Write out each line word for word. Drop pictures.

SUPPLIED MATERIAL:
○ ○ ○ ○ ○

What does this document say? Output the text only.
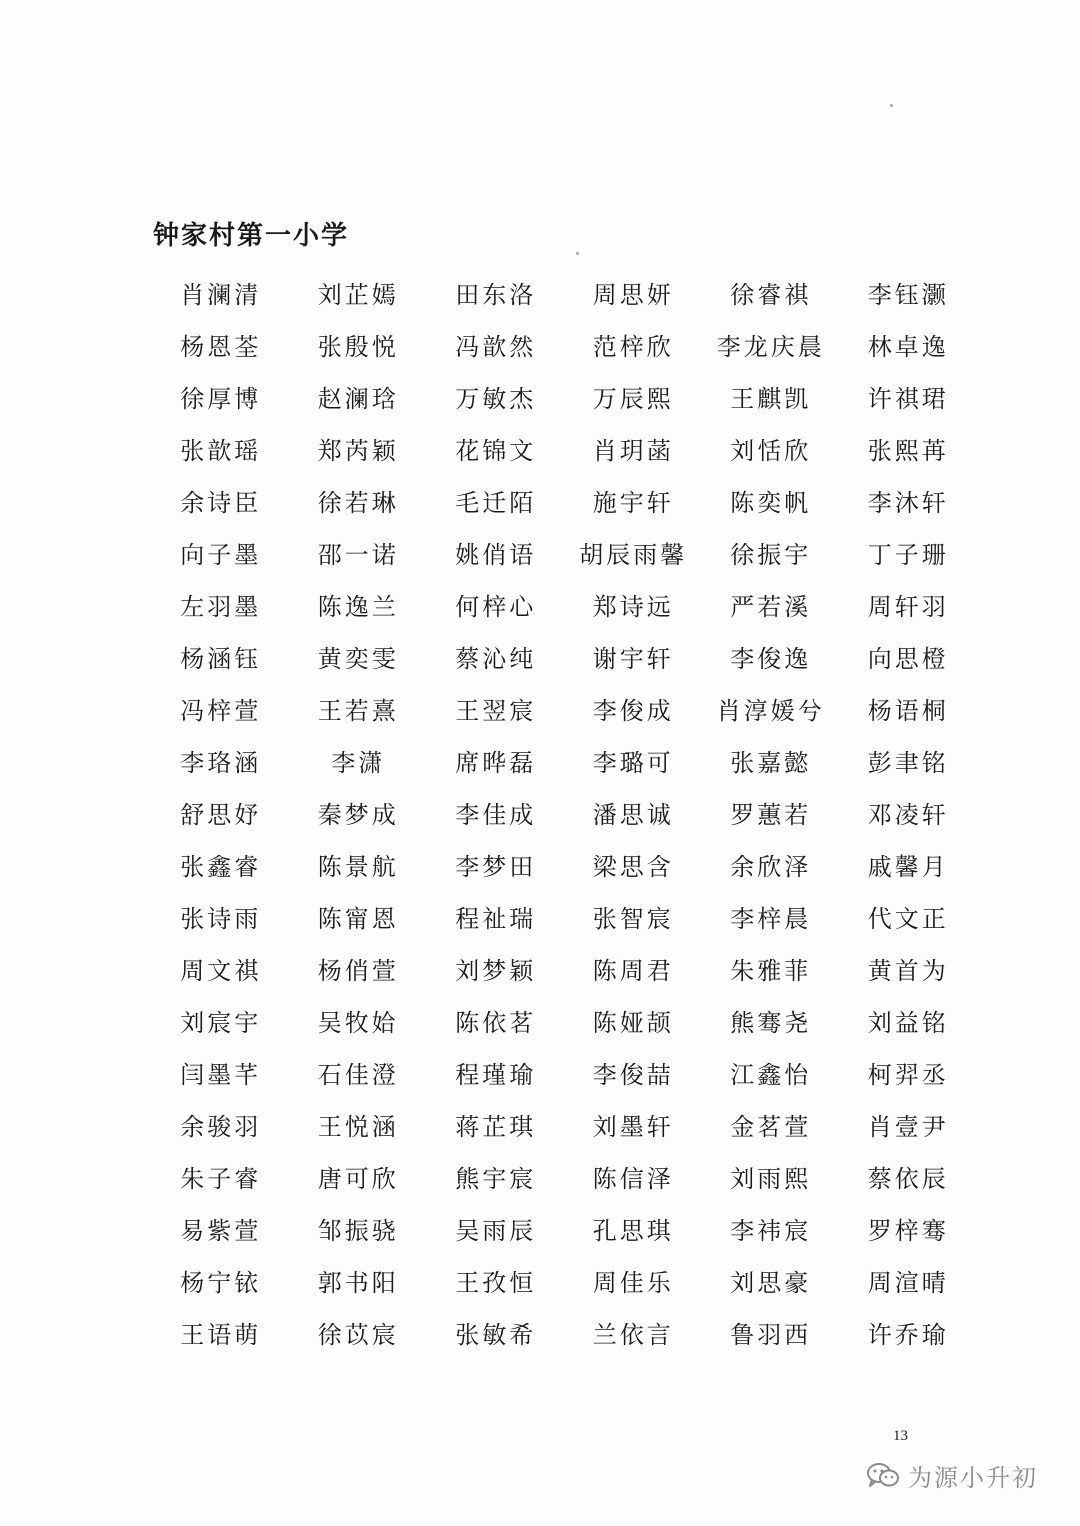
钟家村第一小学
肖澜清	刘芷嫣	田东洛	周思妍	徐睿祺	李钰灏
杨恩荃	张殷悦	冯歆然	范梓欣	李龙庆晨	林卓逸
徐厚博	赵澜琀	万敏杰	万辰熙	王麒凯	许祺珺
张歆瑶	郑芮颖	花锦文	肖玥菡	刘恬欣	张熙苒
余诗臣	徐若琳	毛迁陌	施宇轩	陈奕帆	李沐轩
向子墨	邵一诺	姚俏语	胡辰雨馨	徐振宇	丁子珊
左羽墨	陈逸兰	何梓心	郑诗远	严若溪	周轩羽
杨涵钰	黄奕雯	蔡沁纯	谢宇轩	李俊逸	向思橙
冯梓萱	王若熹	王翌宸	李俊成	肖淳媛兮	杨语桐
李珞涵	李潇	席晔磊	李璐可	张嘉懿	彭聿铭
舒思妤	秦梦成	李佳成	潘思诚	罗蕙若	邓凌轩
张鑫睿	陈景航	李梦田	梁思含	余欣泽	戚馨月
张诗雨	陈甯恩	程祉瑞	张智宸	李梓晨	代文正
周文祺	杨俏萱	刘梦颖	陈周君	朱雅菲	黄首为
刘宸宇	吴牧姶	陈依茗	陈娅颉	熊骞尧	刘益铭
闫墨芊	石佳澄	程瑾瑜	李俊喆	江鑫怡	柯羿丞
余骏羽	王悦涵	蒋芷琪	刘墨轩	金茗萱	肖壹尹
朱子睿	唐可欣	熊宇宸	陈信泽	刘雨熙	蔡依辰
易紫萱	邹振骁	吴雨辰	孔思琪	李祎宸	罗梓骞
杨宁铱	郭书阳	王孜恒	周佳乐	刘思豪	周渲晴
王语萌	徐苡宸	张敏希	兰依言	鲁羽西	许乔瑜
13
为源小升初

○ ○ ○ ○ ○

FINISHED TASK:
What does this document say? Output the text only.
钟家村第一小学
肖澜清	刘芷嫣	田东洛	周思妍	徐睿祺	李钰灏
杨恩荃	张殷悦	冯歆然	范梓欣	李龙庆晨	林卓逸
徐厚博	赵澜琀	万敏杰	万辰熙	王麒凯	许祺珺
张歆瑶	郑芮颖	花锦文	肖玥菡	刘恬欣	张熙苒
余诗臣	徐若琳	毛迁陌	施宇轩	陈奕帆	李沐轩
向子墨	邵一诺	姚俏语	胡辰雨馨	徐振宇	丁子珊
左羽墨	陈逸兰	何梓心	郑诗远	严若溪	周轩羽
杨涵钰	黄奕雯	蔡沁纯	谢宇轩	李俊逸	向思橙
冯梓萱	王若熹	王翌宸	李俊成	肖淳媛兮	杨语桐
李珞涵	李潇	席晔磊	李璐可	张嘉懿	彭聿铭
舒思妤	秦梦成	李佳成	潘思诚	罗蕙若	邓凌轩
张鑫睿	陈景航	李梦田	梁思含	余欣泽	戚馨月
张诗雨	陈甯恩	程祉瑞	张智宸	李梓晨	代文正
周文祺	杨俏萱	刘梦颖	陈周君	朱雅菲	黄首为
刘宸宇	吴牧姶	陈依茗	陈娅颉	熊骞尧	刘益铭
闫墨芊	石佳澄	程瑾瑜	李俊喆	江鑫怡	柯羿丞
余骏羽	王悦涵	蒋芷琪	刘墨轩	金茗萱	肖壹尹
朱子睿	唐可欣	熊宇宸	陈信泽	刘雨熙	蔡依辰
易紫萱	邹振骁	吴雨辰	孔思琪	李祎宸	罗梓骞
杨宁铱	郭书阳	王孜恒	周佳乐	刘思豪	周渲晴
王语萌	徐苡宸	张敏希	兰依言	鲁羽西	许乔瑜
13
为源小升初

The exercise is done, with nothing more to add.